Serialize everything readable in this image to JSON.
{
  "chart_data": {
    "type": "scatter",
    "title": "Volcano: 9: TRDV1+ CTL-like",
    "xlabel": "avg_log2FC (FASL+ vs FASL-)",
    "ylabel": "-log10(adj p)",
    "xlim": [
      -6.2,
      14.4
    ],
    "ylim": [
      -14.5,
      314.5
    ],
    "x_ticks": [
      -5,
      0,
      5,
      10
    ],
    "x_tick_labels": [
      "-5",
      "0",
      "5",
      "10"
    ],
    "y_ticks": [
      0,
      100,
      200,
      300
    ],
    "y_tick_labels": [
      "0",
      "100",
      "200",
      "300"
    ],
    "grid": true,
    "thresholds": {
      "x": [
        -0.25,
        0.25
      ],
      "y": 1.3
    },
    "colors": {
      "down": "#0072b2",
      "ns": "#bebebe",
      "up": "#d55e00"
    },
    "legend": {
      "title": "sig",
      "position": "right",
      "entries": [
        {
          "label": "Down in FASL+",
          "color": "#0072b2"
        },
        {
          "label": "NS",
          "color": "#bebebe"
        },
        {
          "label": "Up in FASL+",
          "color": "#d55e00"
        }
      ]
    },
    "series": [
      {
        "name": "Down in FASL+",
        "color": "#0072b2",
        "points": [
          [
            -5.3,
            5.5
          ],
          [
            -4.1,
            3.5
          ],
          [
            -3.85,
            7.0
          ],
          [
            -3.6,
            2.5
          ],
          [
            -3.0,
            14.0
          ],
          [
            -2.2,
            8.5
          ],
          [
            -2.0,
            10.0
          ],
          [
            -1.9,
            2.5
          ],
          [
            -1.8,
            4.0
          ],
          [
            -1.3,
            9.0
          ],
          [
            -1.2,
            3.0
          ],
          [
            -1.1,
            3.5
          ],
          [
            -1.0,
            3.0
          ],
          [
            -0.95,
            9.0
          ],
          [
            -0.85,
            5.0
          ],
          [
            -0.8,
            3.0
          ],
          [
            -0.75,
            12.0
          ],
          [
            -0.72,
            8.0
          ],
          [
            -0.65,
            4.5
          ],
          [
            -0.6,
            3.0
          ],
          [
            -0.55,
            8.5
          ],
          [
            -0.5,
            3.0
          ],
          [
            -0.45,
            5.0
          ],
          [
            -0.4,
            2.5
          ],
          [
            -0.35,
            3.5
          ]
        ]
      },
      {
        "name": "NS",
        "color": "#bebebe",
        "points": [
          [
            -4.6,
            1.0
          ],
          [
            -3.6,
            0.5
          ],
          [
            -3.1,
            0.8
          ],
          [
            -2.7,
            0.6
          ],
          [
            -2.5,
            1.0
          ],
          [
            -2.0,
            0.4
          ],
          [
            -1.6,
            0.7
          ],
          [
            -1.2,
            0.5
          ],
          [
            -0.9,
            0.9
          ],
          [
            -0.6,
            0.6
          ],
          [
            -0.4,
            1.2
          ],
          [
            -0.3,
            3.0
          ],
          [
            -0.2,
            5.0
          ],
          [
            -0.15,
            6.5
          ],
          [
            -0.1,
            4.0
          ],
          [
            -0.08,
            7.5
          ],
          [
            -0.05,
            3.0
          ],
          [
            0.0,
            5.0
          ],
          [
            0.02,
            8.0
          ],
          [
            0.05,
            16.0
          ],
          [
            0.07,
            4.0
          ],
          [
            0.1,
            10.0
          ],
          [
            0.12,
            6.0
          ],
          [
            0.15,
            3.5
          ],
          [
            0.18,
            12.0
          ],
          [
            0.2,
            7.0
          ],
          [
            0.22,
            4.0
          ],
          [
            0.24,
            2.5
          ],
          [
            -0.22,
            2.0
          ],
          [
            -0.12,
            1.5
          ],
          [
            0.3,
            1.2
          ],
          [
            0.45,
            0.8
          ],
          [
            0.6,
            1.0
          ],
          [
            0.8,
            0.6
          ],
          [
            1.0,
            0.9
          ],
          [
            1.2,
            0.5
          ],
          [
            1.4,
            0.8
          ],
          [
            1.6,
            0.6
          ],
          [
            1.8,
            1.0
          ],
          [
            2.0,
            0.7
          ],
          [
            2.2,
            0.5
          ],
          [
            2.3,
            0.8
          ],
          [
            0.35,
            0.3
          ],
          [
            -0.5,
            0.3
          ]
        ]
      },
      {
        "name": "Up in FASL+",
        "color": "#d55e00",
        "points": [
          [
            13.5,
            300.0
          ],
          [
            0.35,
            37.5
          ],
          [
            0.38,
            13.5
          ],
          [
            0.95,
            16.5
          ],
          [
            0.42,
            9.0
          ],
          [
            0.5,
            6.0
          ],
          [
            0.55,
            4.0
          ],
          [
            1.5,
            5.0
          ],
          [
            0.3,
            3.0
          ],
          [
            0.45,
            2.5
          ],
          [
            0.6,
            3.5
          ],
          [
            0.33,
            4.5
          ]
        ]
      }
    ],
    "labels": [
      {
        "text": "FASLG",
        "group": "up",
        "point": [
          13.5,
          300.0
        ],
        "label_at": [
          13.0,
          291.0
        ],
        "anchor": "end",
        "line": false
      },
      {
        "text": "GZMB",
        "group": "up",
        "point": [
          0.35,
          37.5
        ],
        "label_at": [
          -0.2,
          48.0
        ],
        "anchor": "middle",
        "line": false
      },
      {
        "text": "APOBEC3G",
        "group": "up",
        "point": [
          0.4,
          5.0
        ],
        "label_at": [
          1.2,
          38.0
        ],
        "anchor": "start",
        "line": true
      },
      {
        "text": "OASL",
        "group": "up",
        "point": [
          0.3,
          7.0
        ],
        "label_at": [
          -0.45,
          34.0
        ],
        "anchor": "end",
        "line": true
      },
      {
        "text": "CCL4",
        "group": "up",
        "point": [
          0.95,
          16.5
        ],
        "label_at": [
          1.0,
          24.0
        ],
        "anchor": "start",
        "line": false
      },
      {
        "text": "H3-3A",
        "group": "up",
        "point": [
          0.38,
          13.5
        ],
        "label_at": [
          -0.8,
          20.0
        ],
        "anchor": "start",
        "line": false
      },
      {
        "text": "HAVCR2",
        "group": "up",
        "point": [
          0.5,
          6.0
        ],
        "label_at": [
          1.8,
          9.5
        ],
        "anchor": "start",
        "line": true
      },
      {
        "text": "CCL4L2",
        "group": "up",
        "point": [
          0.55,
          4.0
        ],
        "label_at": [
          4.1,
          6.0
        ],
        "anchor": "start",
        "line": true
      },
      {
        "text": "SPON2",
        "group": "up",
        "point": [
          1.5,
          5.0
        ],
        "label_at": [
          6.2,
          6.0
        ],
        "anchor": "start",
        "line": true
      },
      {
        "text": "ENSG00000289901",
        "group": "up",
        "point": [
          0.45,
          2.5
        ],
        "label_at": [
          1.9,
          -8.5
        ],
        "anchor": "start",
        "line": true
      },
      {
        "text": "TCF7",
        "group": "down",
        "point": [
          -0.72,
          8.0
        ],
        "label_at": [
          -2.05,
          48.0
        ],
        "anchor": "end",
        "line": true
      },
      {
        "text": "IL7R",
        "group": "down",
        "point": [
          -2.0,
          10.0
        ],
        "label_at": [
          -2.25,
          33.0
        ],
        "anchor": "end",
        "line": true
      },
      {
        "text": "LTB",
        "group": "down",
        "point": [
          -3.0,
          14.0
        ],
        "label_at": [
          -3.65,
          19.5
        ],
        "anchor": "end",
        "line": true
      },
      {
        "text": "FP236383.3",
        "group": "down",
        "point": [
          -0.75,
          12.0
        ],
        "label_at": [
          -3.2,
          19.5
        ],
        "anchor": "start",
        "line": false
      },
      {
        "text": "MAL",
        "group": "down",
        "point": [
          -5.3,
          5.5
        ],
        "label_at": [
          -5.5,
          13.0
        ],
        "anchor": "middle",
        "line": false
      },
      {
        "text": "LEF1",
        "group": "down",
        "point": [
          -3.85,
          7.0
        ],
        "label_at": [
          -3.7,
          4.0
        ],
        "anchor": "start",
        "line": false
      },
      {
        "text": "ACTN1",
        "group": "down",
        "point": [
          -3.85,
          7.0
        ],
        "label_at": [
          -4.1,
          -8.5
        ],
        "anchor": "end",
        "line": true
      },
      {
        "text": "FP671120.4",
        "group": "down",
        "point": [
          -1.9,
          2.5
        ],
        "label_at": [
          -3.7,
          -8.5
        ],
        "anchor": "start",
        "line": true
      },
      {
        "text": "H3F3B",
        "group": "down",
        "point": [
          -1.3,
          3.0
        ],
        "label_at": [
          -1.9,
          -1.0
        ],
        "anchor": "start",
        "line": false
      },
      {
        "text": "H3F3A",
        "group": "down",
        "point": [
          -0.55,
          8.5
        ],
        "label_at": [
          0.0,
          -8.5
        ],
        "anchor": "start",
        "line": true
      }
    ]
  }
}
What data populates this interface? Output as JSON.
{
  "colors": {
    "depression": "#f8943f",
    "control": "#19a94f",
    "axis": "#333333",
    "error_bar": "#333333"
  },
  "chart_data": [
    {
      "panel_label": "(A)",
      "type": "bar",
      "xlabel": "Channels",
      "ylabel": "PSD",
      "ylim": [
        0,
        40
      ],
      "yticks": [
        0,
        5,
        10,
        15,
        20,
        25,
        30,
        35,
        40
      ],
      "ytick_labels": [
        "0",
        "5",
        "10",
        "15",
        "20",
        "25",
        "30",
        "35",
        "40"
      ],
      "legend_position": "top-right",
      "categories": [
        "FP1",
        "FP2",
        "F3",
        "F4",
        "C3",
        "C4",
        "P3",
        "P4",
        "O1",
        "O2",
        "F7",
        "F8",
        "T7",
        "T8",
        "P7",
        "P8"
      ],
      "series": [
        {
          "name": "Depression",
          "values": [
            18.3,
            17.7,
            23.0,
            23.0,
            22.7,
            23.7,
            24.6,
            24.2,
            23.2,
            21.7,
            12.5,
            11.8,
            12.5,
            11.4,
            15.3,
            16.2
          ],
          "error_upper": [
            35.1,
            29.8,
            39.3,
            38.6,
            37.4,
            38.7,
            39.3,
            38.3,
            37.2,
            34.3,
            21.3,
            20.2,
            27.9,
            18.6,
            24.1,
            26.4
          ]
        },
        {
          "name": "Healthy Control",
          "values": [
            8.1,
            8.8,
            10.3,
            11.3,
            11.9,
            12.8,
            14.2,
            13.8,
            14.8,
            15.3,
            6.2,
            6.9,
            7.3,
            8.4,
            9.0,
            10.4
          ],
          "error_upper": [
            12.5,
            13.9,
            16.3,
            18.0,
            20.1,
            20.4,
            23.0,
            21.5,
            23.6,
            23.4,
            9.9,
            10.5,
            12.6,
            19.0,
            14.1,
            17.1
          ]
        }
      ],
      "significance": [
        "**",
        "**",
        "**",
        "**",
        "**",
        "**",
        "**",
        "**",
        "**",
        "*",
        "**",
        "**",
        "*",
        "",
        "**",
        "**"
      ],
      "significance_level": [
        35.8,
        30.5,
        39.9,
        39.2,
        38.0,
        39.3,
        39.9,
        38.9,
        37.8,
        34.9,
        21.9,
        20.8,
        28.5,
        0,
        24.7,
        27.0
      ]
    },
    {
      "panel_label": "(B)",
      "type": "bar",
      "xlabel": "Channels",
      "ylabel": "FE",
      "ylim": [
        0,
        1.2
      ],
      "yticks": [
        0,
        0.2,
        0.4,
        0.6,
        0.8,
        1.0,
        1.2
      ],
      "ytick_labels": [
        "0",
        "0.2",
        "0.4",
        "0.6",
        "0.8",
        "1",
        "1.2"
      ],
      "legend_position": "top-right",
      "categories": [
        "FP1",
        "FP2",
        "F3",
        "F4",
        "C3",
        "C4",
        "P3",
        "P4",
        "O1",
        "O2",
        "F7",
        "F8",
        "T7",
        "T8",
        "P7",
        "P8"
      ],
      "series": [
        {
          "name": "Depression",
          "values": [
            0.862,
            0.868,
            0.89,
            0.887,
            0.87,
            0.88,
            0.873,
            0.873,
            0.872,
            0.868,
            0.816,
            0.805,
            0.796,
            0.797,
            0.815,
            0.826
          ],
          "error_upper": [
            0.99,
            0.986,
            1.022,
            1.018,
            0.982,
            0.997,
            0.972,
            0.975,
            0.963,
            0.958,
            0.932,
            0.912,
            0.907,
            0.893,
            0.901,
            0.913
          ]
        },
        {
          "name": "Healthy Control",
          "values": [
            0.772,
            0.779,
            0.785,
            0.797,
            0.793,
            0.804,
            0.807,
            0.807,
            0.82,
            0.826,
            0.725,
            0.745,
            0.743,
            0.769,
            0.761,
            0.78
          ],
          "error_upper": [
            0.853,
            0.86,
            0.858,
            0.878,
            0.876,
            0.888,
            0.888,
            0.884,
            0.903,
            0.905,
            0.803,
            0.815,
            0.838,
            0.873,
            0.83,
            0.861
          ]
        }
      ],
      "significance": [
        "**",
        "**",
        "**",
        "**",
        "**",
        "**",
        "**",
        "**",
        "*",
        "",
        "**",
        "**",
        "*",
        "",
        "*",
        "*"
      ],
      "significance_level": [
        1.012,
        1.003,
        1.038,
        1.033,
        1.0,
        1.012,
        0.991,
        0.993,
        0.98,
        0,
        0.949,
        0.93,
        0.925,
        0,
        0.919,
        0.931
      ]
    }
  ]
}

━━━━

▸ Exercise goal: From the entries, report each line that includes the word "title".

▸ Final result:
    "title": "Volcano: 9: TRDV1+ CTL-like",
      "title": "sig",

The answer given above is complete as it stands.